───── Exercise materials ─────

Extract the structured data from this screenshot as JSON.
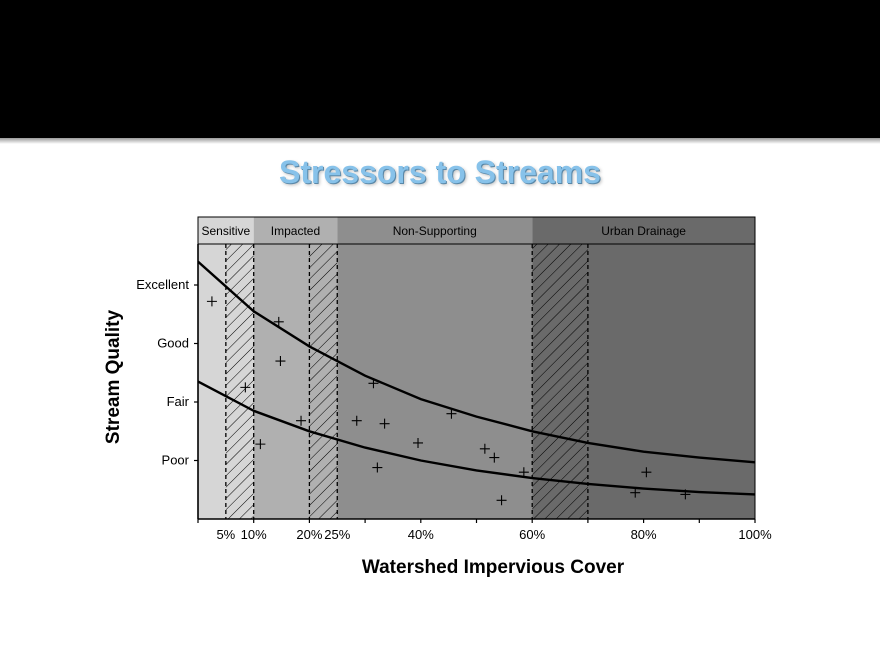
{
  "slide": {
    "title": "Stressors to Streams"
  },
  "chart_data": {
    "type": "scatter",
    "xlabel": "Watershed Impervious Cover",
    "ylabel": "Stream Quality",
    "xlim": [
      0,
      100
    ],
    "x_tick_labels": [
      {
        "value": 5,
        "label": "5%"
      },
      {
        "value": 10,
        "label": "10%"
      },
      {
        "value": 20,
        "label": "20%"
      },
      {
        "value": 25,
        "label": "25%"
      },
      {
        "value": 40,
        "label": "40%"
      },
      {
        "value": 60,
        "label": "60%"
      },
      {
        "value": 80,
        "label": "80%"
      },
      {
        "value": 100,
        "label": "100%"
      }
    ],
    "y_categories": [
      "Poor",
      "Fair",
      "Good",
      "Excellent"
    ],
    "zones": [
      {
        "name": "Sensitive",
        "from": 0,
        "to": 10,
        "color": "#d6d6d6"
      },
      {
        "name": "Impacted",
        "from": 10,
        "to": 25,
        "color": "#b0b0b0"
      },
      {
        "name": "Non-Supporting",
        "from": 25,
        "to": 60,
        "color": "#8e8e8e"
      },
      {
        "name": "Urban Drainage",
        "from": 60,
        "to": 100,
        "color": "#6a6a6a"
      }
    ],
    "transition_bands": [
      [
        5,
        10
      ],
      [
        20,
        25
      ],
      [
        60,
        70
      ]
    ],
    "upper_curve": [
      [
        0,
        4.4
      ],
      [
        10,
        3.55
      ],
      [
        20,
        2.95
      ],
      [
        30,
        2.45
      ],
      [
        40,
        2.05
      ],
      [
        50,
        1.75
      ],
      [
        60,
        1.5
      ],
      [
        70,
        1.3
      ],
      [
        80,
        1.15
      ],
      [
        90,
        1.05
      ],
      [
        100,
        0.97
      ]
    ],
    "lower_curve": [
      [
        0,
        2.35
      ],
      [
        10,
        1.85
      ],
      [
        20,
        1.5
      ],
      [
        30,
        1.22
      ],
      [
        40,
        1.0
      ],
      [
        50,
        0.83
      ],
      [
        60,
        0.7
      ],
      [
        70,
        0.6
      ],
      [
        80,
        0.52
      ],
      [
        90,
        0.46
      ],
      [
        100,
        0.42
      ]
    ],
    "points": [
      {
        "x": 2.5,
        "y": 3.72
      },
      {
        "x": 8.5,
        "y": 2.25
      },
      {
        "x": 11.2,
        "y": 1.28
      },
      {
        "x": 14.5,
        "y": 3.37
      },
      {
        "x": 14.8,
        "y": 2.7
      },
      {
        "x": 18.5,
        "y": 1.68
      },
      {
        "x": 28.5,
        "y": 1.68
      },
      {
        "x": 31.5,
        "y": 2.32
      },
      {
        "x": 32.2,
        "y": 0.88
      },
      {
        "x": 33.5,
        "y": 1.63
      },
      {
        "x": 39.5,
        "y": 1.3
      },
      {
        "x": 45.5,
        "y": 1.8
      },
      {
        "x": 51.5,
        "y": 1.2
      },
      {
        "x": 53.2,
        "y": 1.05
      },
      {
        "x": 54.5,
        "y": 0.32
      },
      {
        "x": 58.5,
        "y": 0.8
      },
      {
        "x": 78.5,
        "y": 0.45
      },
      {
        "x": 80.5,
        "y": 0.8
      },
      {
        "x": 87.5,
        "y": 0.42
      }
    ]
  }
}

─────

- [Prompt] Print the full listing exactly, dropping the pictures.

- [The solution]
Extract the structured data from this screenshot as JSON.
{
  "slide": {
    "title": "Stressors to Streams"
  },
  "chart_data": {
    "type": "scatter",
    "xlabel": "Watershed Impervious Cover",
    "ylabel": "Stream Quality",
    "xlim": [
      0,
      100
    ],
    "x_tick_labels": [
      {
        "value": 5,
        "label": "5%"
      },
      {
        "value": 10,
        "label": "10%"
      },
      {
        "value": 20,
        "label": "20%"
      },
      {
        "value": 25,
        "label": "25%"
      },
      {
        "value": 40,
        "label": "40%"
      },
      {
        "value": 60,
        "label": "60%"
      },
      {
        "value": 80,
        "label": "80%"
      },
      {
        "value": 100,
        "label": "100%"
      }
    ],
    "y_categories": [
      "Poor",
      "Fair",
      "Good",
      "Excellent"
    ],
    "zones": [
      {
        "name": "Sensitive",
        "from": 0,
        "to": 10,
        "color": "#d6d6d6"
      },
      {
        "name": "Impacted",
        "from": 10,
        "to": 25,
        "color": "#b0b0b0"
      },
      {
        "name": "Non-Supporting",
        "from": 25,
        "to": 60,
        "color": "#8e8e8e"
      },
      {
        "name": "Urban Drainage",
        "from": 60,
        "to": 100,
        "color": "#6a6a6a"
      }
    ],
    "transition_bands": [
      [
        5,
        10
      ],
      [
        20,
        25
      ],
      [
        60,
        70
      ]
    ],
    "upper_curve": [
      [
        0,
        4.4
      ],
      [
        10,
        3.55
      ],
      [
        20,
        2.95
      ],
      [
        30,
        2.45
      ],
      [
        40,
        2.05
      ],
      [
        50,
        1.75
      ],
      [
        60,
        1.5
      ],
      [
        70,
        1.3
      ],
      [
        80,
        1.15
      ],
      [
        90,
        1.05
      ],
      [
        100,
        0.97
      ]
    ],
    "lower_curve": [
      [
        0,
        2.35
      ],
      [
        10,
        1.85
      ],
      [
        20,
        1.5
      ],
      [
        30,
        1.22
      ],
      [
        40,
        1.0
      ],
      [
        50,
        0.83
      ],
      [
        60,
        0.7
      ],
      [
        70,
        0.6
      ],
      [
        80,
        0.52
      ],
      [
        90,
        0.46
      ],
      [
        100,
        0.42
      ]
    ],
    "points": [
      {
        "x": 2.5,
        "y": 3.72
      },
      {
        "x": 8.5,
        "y": 2.25
      },
      {
        "x": 11.2,
        "y": 1.28
      },
      {
        "x": 14.5,
        "y": 3.37
      },
      {
        "x": 14.8,
        "y": 2.7
      },
      {
        "x": 18.5,
        "y": 1.68
      },
      {
        "x": 28.5,
        "y": 1.68
      },
      {
        "x": 31.5,
        "y": 2.32
      },
      {
        "x": 32.2,
        "y": 0.88
      },
      {
        "x": 33.5,
        "y": 1.63
      },
      {
        "x": 39.5,
        "y": 1.3
      },
      {
        "x": 45.5,
        "y": 1.8
      },
      {
        "x": 51.5,
        "y": 1.2
      },
      {
        "x": 53.2,
        "y": 1.05
      },
      {
        "x": 54.5,
        "y": 0.32
      },
      {
        "x": 58.5,
        "y": 0.8
      },
      {
        "x": 78.5,
        "y": 0.45
      },
      {
        "x": 80.5,
        "y": 0.8
      },
      {
        "x": 87.5,
        "y": 0.42
      }
    ]
  }
}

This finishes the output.